§ TASK GOAL: Work out how many lines of the listing hold "nærlys", then state only that count.
------------------------------
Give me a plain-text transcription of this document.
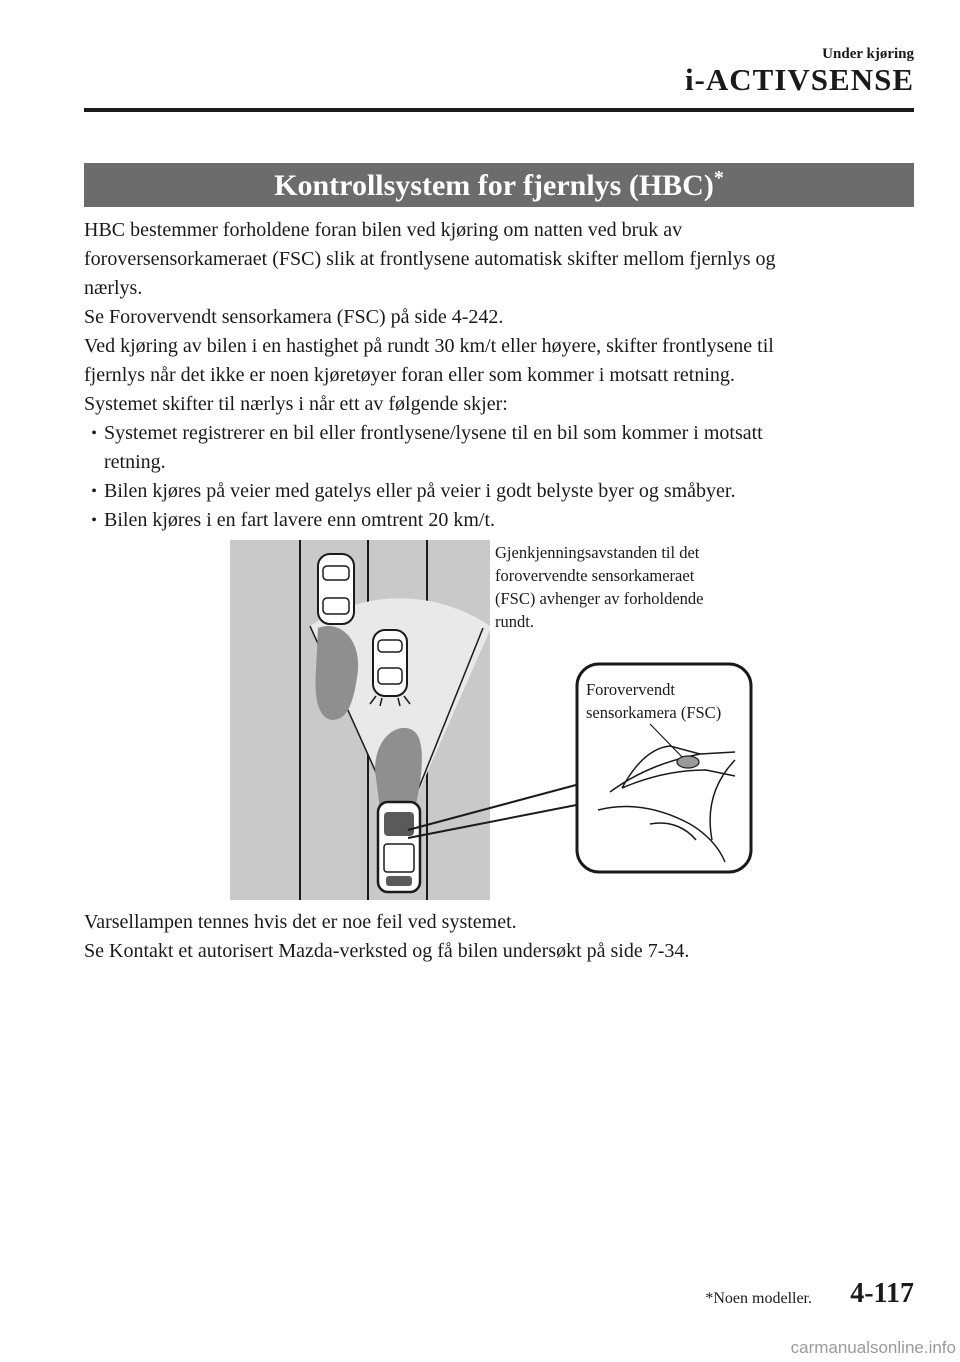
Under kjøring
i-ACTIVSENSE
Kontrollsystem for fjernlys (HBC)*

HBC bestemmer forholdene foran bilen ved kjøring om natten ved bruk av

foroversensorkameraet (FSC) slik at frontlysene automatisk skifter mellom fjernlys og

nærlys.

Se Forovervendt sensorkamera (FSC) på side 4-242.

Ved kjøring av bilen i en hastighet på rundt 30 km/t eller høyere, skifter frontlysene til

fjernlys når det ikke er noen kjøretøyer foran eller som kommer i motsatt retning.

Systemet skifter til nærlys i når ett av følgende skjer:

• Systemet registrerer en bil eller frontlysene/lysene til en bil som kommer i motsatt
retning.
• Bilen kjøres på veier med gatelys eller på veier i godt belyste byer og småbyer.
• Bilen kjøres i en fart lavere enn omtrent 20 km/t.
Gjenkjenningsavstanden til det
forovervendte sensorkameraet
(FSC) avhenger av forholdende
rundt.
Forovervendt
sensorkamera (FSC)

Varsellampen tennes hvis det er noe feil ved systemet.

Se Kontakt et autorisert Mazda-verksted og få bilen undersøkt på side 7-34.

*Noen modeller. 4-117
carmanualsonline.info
------------------------------
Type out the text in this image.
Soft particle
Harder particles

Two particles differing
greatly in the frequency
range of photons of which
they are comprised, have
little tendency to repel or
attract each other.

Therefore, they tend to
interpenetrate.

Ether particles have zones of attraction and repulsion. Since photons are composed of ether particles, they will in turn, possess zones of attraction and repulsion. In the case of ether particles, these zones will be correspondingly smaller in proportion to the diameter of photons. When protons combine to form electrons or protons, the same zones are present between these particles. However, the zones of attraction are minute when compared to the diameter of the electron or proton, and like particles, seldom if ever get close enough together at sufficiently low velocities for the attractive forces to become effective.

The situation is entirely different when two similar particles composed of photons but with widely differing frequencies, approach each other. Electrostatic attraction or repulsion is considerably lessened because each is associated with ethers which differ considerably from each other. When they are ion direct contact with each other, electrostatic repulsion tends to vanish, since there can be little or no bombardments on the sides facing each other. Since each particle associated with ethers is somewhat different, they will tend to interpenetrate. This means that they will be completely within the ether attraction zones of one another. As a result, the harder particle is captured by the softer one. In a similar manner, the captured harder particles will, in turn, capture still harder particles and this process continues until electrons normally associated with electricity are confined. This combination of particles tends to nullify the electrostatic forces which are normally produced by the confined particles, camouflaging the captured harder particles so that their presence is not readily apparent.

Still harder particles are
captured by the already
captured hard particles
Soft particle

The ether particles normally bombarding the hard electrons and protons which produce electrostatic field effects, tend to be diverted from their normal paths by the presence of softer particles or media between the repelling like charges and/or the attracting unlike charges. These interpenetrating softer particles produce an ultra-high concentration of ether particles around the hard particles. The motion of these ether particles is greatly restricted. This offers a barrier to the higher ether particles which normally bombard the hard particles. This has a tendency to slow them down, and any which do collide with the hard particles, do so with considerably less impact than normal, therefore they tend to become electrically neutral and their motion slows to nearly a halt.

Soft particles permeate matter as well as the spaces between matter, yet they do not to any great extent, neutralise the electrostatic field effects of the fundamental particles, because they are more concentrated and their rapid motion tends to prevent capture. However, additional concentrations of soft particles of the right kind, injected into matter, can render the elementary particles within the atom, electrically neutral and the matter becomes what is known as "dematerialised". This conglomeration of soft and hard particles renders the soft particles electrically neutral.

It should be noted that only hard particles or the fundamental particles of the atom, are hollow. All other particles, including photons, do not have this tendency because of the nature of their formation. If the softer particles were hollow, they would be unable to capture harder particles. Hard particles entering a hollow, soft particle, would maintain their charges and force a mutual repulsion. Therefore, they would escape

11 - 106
------------------------------
§ WRITTEN REPLY: 2